[Dataset entries]
────
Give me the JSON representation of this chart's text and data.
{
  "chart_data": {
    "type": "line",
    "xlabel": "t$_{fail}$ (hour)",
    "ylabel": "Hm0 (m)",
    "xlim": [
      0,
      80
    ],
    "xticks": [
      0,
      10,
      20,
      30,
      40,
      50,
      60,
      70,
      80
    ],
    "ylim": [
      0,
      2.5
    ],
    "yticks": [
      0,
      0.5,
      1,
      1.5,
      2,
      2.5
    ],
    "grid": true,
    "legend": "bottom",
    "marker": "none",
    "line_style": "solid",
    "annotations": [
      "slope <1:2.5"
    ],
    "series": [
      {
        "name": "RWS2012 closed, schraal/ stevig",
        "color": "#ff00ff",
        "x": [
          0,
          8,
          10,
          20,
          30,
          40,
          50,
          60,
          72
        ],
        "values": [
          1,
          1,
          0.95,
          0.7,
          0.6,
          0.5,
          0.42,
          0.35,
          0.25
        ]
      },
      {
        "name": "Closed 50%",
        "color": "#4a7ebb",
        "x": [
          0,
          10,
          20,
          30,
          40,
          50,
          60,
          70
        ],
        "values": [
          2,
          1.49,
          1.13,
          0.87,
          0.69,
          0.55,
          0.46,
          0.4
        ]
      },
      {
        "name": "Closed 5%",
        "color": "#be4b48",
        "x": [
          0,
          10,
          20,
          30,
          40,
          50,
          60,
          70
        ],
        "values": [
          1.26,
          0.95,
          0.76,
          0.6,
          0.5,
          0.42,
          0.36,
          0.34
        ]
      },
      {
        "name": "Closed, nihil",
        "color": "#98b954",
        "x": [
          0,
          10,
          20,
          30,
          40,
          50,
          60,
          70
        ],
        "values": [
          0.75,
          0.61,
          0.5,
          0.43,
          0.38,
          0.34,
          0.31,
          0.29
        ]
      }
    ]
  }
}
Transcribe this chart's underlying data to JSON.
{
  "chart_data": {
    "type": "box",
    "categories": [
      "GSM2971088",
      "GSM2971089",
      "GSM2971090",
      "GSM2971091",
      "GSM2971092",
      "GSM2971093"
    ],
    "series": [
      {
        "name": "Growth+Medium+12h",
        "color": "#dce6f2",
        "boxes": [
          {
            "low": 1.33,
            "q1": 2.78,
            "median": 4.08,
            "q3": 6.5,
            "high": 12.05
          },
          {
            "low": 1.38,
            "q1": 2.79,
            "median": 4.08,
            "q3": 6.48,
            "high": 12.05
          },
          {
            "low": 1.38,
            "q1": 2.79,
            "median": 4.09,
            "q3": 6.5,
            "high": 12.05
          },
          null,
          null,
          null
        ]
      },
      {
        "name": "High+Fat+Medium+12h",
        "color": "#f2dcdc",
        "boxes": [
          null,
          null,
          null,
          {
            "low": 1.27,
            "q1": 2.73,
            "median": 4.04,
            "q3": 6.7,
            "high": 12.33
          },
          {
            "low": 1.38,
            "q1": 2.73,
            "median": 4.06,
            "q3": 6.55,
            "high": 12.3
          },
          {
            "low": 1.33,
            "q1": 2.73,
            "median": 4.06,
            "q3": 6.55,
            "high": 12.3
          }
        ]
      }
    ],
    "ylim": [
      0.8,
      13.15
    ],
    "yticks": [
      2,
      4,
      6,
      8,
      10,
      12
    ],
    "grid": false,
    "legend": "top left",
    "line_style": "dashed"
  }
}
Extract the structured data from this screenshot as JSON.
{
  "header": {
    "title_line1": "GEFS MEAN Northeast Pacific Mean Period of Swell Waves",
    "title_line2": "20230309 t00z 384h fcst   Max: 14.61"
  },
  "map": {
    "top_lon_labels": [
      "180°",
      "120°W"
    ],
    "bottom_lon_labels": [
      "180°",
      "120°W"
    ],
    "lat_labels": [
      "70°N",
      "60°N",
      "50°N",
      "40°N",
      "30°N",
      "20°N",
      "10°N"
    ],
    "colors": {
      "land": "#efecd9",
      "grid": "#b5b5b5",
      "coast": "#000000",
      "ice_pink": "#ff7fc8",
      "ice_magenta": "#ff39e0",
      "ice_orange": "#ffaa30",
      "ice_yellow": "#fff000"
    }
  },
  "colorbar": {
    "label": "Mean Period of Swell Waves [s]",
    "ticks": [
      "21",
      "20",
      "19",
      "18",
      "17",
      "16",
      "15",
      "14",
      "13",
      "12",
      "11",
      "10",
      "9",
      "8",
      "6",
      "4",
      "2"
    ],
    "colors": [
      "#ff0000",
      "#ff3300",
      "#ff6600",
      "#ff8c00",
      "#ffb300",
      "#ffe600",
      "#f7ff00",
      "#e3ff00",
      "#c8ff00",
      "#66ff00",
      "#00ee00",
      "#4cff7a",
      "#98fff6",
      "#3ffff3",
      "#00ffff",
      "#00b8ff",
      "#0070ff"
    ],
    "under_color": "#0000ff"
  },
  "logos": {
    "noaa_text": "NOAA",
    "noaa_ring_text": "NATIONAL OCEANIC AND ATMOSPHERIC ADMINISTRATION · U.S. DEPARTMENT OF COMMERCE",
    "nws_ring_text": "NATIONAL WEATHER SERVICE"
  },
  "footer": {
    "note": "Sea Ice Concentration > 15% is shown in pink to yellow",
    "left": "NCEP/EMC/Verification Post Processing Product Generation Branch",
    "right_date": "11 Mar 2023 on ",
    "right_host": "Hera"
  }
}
────
Transcribe the records above exactly as they appear.

* ANSWER TO THE TASK
Give me the JSON representation of this chart's text and data.
{
  "chart_data": {
    "type": "line",
    "xlabel": "t$_{fail}$ (hour)",
    "ylabel": "Hm0 (m)",
    "xlim": [
      0,
      80
    ],
    "xticks": [
      0,
      10,
      20,
      30,
      40,
      50,
      60,
      70,
      80
    ],
    "ylim": [
      0,
      2.5
    ],
    "yticks": [
      0,
      0.5,
      1,
      1.5,
      2,
      2.5
    ],
    "grid": true,
    "legend": "bottom",
    "marker": "none",
    "line_style": "solid",
    "annotations": [
      "slope <1:2.5"
    ],
    "series": [
      {
        "name": "RWS2012 closed, schraal/ stevig",
        "color": "#ff00ff",
        "x": [
          0,
          8,
          10,
          20,
          30,
          40,
          50,
          60,
          72
        ],
        "values": [
          1,
          1,
          0.95,
          0.7,
          0.6,
          0.5,
          0.42,
          0.35,
          0.25
        ]
      },
      {
        "name": "Closed 50%",
        "color": "#4a7ebb",
        "x": [
          0,
          10,
          20,
          30,
          40,
          50,
          60,
          70
        ],
        "values": [
          2,
          1.49,
          1.13,
          0.87,
          0.69,
          0.55,
          0.46,
          0.4
        ]
      },
      {
        "name": "Closed 5%",
        "color": "#be4b48",
        "x": [
          0,
          10,
          20,
          30,
          40,
          50,
          60,
          70
        ],
        "values": [
          1.26,
          0.95,
          0.76,
          0.6,
          0.5,
          0.42,
          0.36,
          0.34
        ]
      },
      {
        "name": "Closed, nihil",
        "color": "#98b954",
        "x": [
          0,
          10,
          20,
          30,
          40,
          50,
          60,
          70
        ],
        "values": [
          0.75,
          0.61,
          0.5,
          0.43,
          0.38,
          0.34,
          0.31,
          0.29
        ]
      }
    ]
  }
}
Transcribe this chart's underlying data to JSON.
{
  "chart_data": {
    "type": "box",
    "categories": [
      "GSM2971088",
      "GSM2971089",
      "GSM2971090",
      "GSM2971091",
      "GSM2971092",
      "GSM2971093"
    ],
    "series": [
      {
        "name": "Growth+Medium+12h",
        "color": "#dce6f2",
        "boxes": [
          {
            "low": 1.33,
            "q1": 2.78,
            "median": 4.08,
            "q3": 6.5,
            "high": 12.05
          },
          {
            "low": 1.38,
            "q1": 2.79,
            "median": 4.08,
            "q3": 6.48,
            "high": 12.05
          },
          {
            "low": 1.38,
            "q1": 2.79,
            "median": 4.09,
            "q3": 6.5,
            "high": 12.05
          },
          null,
          null,
          null
        ]
      },
      {
        "name": "High+Fat+Medium+12h",
        "color": "#f2dcdc",
        "boxes": [
          null,
          null,
          null,
          {
            "low": 1.27,
            "q1": 2.73,
            "median": 4.04,
            "q3": 6.7,
            "high": 12.33
          },
          {
            "low": 1.38,
            "q1": 2.73,
            "median": 4.06,
            "q3": 6.55,
            "high": 12.3
          },
          {
            "low": 1.33,
            "q1": 2.73,
            "median": 4.06,
            "q3": 6.55,
            "high": 12.3
          }
        ]
      }
    ],
    "ylim": [
      0.8,
      13.15
    ],
    "yticks": [
      2,
      4,
      6,
      8,
      10,
      12
    ],
    "grid": false,
    "legend": "top left",
    "line_style": "dashed"
  }
}
Extract the structured data from this screenshot as JSON.
{
  "header": {
    "title_line1": "GEFS MEAN Northeast Pacific Mean Period of Swell Waves",
    "title_line2": "20230309 t00z 384h fcst   Max: 14.61"
  },
  "map": {
    "top_lon_labels": [
      "180°",
      "120°W"
    ],
    "bottom_lon_labels": [
      "180°",
      "120°W"
    ],
    "lat_labels": [
      "70°N",
      "60°N",
      "50°N",
      "40°N",
      "30°N",
      "20°N",
      "10°N"
    ],
    "colors": {
      "land": "#efecd9",
      "grid": "#b5b5b5",
      "coast": "#000000",
      "ice_pink": "#ff7fc8",
      "ice_magenta": "#ff39e0",
      "ice_orange": "#ffaa30",
      "ice_yellow": "#fff000"
    }
  },
  "colorbar": {
    "label": "Mean Period of Swell Waves [s]",
    "ticks": [
      "21",
      "20",
      "19",
      "18",
      "17",
      "16",
      "15",
      "14",
      "13",
      "12",
      "11",
      "10",
      "9",
      "8",
      "6",
      "4",
      "2"
    ],
    "colors": [
      "#ff0000",
      "#ff3300",
      "#ff6600",
      "#ff8c00",
      "#ffb300",
      "#ffe600",
      "#f7ff00",
      "#e3ff00",
      "#c8ff00",
      "#66ff00",
      "#00ee00",
      "#4cff7a",
      "#98fff6",
      "#3ffff3",
      "#00ffff",
      "#00b8ff",
      "#0070ff"
    ],
    "under_color": "#0000ff"
  },
  "logos": {
    "noaa_text": "NOAA",
    "noaa_ring_text": "NATIONAL OCEANIC AND ATMOSPHERIC ADMINISTRATION · U.S. DEPARTMENT OF COMMERCE",
    "nws_ring_text": "NATIONAL WEATHER SERVICE"
  },
  "footer": {
    "note": "Sea Ice Concentration > 15% is shown in pink to yellow",
    "left": "NCEP/EMC/Verification Post Processing Product Generation Branch",
    "right_date": "11 Mar 2023 on ",
    "right_host": "Hera"
  }
}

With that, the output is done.